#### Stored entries
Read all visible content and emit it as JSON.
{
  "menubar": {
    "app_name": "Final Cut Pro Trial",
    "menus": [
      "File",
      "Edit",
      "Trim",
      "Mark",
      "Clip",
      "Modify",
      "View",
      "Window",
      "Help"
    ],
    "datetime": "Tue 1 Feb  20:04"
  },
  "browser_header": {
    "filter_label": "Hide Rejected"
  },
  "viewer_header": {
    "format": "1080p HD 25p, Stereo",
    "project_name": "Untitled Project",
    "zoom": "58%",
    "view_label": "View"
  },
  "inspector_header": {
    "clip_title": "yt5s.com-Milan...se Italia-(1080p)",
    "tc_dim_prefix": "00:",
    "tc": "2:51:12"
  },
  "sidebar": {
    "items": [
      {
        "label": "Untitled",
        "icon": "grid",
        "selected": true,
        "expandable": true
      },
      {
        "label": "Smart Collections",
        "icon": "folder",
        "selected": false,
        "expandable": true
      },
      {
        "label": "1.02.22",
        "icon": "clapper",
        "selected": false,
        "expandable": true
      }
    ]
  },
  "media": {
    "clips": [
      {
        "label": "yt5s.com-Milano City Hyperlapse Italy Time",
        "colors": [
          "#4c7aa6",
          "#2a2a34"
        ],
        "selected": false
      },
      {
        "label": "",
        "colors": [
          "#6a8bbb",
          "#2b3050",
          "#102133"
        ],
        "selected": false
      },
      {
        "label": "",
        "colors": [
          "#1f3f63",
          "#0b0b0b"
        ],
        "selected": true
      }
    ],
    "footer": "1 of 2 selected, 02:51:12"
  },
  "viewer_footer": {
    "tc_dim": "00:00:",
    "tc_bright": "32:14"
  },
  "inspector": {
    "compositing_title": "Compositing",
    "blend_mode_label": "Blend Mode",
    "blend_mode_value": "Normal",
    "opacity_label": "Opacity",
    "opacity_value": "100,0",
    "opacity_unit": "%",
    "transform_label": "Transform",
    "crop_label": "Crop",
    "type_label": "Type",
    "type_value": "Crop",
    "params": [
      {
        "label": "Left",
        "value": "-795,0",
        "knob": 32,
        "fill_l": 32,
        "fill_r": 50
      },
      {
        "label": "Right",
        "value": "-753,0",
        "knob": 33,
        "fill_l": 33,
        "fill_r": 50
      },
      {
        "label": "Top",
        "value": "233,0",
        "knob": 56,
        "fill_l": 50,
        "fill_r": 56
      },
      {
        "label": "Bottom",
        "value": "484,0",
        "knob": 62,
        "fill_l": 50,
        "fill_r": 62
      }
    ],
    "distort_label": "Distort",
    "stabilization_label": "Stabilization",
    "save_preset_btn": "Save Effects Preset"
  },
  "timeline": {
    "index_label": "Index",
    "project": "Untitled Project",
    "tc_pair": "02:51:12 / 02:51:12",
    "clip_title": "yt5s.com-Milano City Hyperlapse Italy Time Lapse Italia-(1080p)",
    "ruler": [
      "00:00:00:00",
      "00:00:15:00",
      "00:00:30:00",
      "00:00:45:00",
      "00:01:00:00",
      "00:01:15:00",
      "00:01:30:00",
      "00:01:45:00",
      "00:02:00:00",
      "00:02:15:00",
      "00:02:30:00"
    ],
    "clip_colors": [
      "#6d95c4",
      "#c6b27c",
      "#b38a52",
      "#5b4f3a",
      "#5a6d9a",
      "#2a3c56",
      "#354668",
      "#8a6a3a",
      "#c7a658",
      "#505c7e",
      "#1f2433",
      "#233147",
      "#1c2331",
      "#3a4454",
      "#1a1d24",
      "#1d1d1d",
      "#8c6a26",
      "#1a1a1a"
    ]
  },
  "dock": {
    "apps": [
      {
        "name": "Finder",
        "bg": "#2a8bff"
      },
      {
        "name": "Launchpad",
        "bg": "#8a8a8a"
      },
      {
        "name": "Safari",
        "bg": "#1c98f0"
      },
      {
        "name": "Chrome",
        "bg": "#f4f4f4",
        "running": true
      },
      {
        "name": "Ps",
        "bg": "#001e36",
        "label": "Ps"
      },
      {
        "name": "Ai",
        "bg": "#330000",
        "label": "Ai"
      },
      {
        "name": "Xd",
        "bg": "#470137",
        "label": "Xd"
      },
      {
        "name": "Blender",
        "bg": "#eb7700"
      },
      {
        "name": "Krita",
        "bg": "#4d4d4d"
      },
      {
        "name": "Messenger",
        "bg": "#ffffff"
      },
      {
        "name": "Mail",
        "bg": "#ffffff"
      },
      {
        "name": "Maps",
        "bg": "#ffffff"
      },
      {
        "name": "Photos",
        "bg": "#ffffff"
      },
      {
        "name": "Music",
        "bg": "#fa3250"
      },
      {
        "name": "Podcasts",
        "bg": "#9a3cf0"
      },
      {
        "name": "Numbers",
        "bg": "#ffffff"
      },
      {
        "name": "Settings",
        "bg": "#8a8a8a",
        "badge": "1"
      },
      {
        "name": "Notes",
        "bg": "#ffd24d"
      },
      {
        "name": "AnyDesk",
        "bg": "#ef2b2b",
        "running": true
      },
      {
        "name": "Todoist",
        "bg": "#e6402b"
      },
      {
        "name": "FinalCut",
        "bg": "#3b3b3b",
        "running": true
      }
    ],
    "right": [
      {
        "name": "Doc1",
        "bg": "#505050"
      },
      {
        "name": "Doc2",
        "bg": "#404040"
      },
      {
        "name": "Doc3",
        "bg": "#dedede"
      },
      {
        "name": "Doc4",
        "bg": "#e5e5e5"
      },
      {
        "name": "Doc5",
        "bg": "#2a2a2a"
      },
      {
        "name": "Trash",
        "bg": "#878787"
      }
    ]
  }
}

#### Goal
Using the listing above, reproduce each line without omission.

#### Result
Read all visible content and emit it as JSON.
{
  "menubar": {
    "app_name": "Final Cut Pro Trial",
    "menus": [
      "File",
      "Edit",
      "Trim",
      "Mark",
      "Clip",
      "Modify",
      "View",
      "Window",
      "Help"
    ],
    "datetime": "Tue 1 Feb  20:04"
  },
  "browser_header": {
    "filter_label": "Hide Rejected"
  },
  "viewer_header": {
    "format": "1080p HD 25p, Stereo",
    "project_name": "Untitled Project",
    "zoom": "58%",
    "view_label": "View"
  },
  "inspector_header": {
    "clip_title": "yt5s.com-Milan...se Italia-(1080p)",
    "tc_dim_prefix": "00:",
    "tc": "2:51:12"
  },
  "sidebar": {
    "items": [
      {
        "label": "Untitled",
        "icon": "grid",
        "selected": true,
        "expandable": true
      },
      {
        "label": "Smart Collections",
        "icon": "folder",
        "selected": false,
        "expandable": true
      },
      {
        "label": "1.02.22",
        "icon": "clapper",
        "selected": false,
        "expandable": true
      }
    ]
  },
  "media": {
    "clips": [
      {
        "label": "yt5s.com-Milano City Hyperlapse Italy Time",
        "colors": [
          "#4c7aa6",
          "#2a2a34"
        ],
        "selected": false
      },
      {
        "label": "",
        "colors": [
          "#6a8bbb",
          "#2b3050",
          "#102133"
        ],
        "selected": false
      },
      {
        "label": "",
        "colors": [
          "#1f3f63",
          "#0b0b0b"
        ],
        "selected": true
      }
    ],
    "footer": "1 of 2 selected, 02:51:12"
  },
  "viewer_footer": {
    "tc_dim": "00:00:",
    "tc_bright": "32:14"
  },
  "inspector": {
    "compositing_title": "Compositing",
    "blend_mode_label": "Blend Mode",
    "blend_mode_value": "Normal",
    "opacity_label": "Opacity",
    "opacity_value": "100,0",
    "opacity_unit": "%",
    "transform_label": "Transform",
    "crop_label": "Crop",
    "type_label": "Type",
    "type_value": "Crop",
    "params": [
      {
        "label": "Left",
        "value": "-795,0",
        "knob": 32,
        "fill_l": 32,
        "fill_r": 50
      },
      {
        "label": "Right",
        "value": "-753,0",
        "knob": 33,
        "fill_l": 33,
        "fill_r": 50
      },
      {
        "label": "Top",
        "value": "233,0",
        "knob": 56,
        "fill_l": 50,
        "fill_r": 56
      },
      {
        "label": "Bottom",
        "value": "484,0",
        "knob": 62,
        "fill_l": 50,
        "fill_r": 62
      }
    ],
    "distort_label": "Distort",
    "stabilization_label": "Stabilization",
    "save_preset_btn": "Save Effects Preset"
  },
  "timeline": {
    "index_label": "Index",
    "project": "Untitled Project",
    "tc_pair": "02:51:12 / 02:51:12",
    "clip_title": "yt5s.com-Milano City Hyperlapse Italy Time Lapse Italia-(1080p)",
    "ruler": [
      "00:00:00:00",
      "00:00:15:00",
      "00:00:30:00",
      "00:00:45:00",
      "00:01:00:00",
      "00:01:15:00",
      "00:01:30:00",
      "00:01:45:00",
      "00:02:00:00",
      "00:02:15:00",
      "00:02:30:00"
    ],
    "clip_colors": [
      "#6d95c4",
      "#c6b27c",
      "#b38a52",
      "#5b4f3a",
      "#5a6d9a",
      "#2a3c56",
      "#354668",
      "#8a6a3a",
      "#c7a658",
      "#505c7e",
      "#1f2433",
      "#233147",
      "#1c2331",
      "#3a4454",
      "#1a1d24",
      "#1d1d1d",
      "#8c6a26",
      "#1a1a1a"
    ]
  },
  "dock": {
    "apps": [
      {
        "name": "Finder",
        "bg": "#2a8bff"
      },
      {
        "name": "Launchpad",
        "bg": "#8a8a8a"
      },
      {
        "name": "Safari",
        "bg": "#1c98f0"
      },
      {
        "name": "Chrome",
        "bg": "#f4f4f4",
        "running": true
      },
      {
        "name": "Ps",
        "bg": "#001e36",
        "label": "Ps"
      },
      {
        "name": "Ai",
        "bg": "#330000",
        "label": "Ai"
      },
      {
        "name": "Xd",
        "bg": "#470137",
        "label": "Xd"
      },
      {
        "name": "Blender",
        "bg": "#eb7700"
      },
      {
        "name": "Krita",
        "bg": "#4d4d4d"
      },
      {
        "name": "Messenger",
        "bg": "#ffffff"
      },
      {
        "name": "Mail",
        "bg": "#ffffff"
      },
      {
        "name": "Maps",
        "bg": "#ffffff"
      },
      {
        "name": "Photos",
        "bg": "#ffffff"
      },
      {
        "name": "Music",
        "bg": "#fa3250"
      },
      {
        "name": "Podcasts",
        "bg": "#9a3cf0"
      },
      {
        "name": "Numbers",
        "bg": "#ffffff"
      },
      {
        "name": "Settings",
        "bg": "#8a8a8a",
        "badge": "1"
      },
      {
        "name": "Notes",
        "bg": "#ffd24d"
      },
      {
        "name": "AnyDesk",
        "bg": "#ef2b2b",
        "running": true
      },
      {
        "name": "Todoist",
        "bg": "#e6402b"
      },
      {
        "name": "FinalCut",
        "bg": "#3b3b3b",
        "running": true
      }
    ],
    "right": [
      {
        "name": "Doc1",
        "bg": "#505050"
      },
      {
        "name": "Doc2",
        "bg": "#404040"
      },
      {
        "name": "Doc3",
        "bg": "#dedede"
      },
      {
        "name": "Doc4",
        "bg": "#e5e5e5"
      },
      {
        "name": "Doc5",
        "bg": "#2a2a2a"
      },
      {
        "name": "Trash",
        "bg": "#878787"
      }
    ]
  }
}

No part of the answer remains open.